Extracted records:
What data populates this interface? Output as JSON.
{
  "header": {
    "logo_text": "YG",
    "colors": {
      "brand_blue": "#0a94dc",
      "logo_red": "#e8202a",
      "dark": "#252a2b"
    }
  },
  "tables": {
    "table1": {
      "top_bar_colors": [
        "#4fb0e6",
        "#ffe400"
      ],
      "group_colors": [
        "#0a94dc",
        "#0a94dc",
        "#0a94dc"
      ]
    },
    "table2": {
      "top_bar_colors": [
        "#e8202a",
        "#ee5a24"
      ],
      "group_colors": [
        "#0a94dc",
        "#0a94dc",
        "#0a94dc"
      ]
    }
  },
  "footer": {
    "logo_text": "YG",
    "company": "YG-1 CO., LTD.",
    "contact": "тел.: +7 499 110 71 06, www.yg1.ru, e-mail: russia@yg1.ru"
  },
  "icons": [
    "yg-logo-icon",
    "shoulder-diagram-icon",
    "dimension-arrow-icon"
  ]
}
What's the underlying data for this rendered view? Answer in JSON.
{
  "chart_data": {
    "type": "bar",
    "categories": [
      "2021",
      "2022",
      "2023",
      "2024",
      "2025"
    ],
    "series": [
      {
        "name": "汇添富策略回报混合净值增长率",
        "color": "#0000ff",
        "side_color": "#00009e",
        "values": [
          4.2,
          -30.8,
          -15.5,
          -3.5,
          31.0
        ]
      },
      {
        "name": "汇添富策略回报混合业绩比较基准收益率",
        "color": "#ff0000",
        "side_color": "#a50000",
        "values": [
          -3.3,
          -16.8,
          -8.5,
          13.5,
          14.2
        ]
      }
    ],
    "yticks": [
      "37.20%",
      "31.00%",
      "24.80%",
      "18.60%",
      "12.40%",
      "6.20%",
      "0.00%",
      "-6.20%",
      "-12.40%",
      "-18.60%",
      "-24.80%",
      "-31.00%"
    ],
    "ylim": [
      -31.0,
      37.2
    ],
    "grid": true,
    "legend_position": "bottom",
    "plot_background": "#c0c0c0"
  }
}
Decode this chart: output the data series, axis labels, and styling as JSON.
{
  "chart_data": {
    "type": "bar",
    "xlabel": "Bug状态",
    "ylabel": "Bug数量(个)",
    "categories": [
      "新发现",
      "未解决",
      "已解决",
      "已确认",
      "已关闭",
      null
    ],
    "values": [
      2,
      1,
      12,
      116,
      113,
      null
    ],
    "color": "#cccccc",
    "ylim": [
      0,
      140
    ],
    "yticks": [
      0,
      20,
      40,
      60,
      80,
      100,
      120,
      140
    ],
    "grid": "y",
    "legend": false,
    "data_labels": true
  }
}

What to produce
Using the entries above, return each line that includes the word "series".

Solution to the exercise
    "series": [
Decode this chart: output the data series, axis labels, and styling as JSON.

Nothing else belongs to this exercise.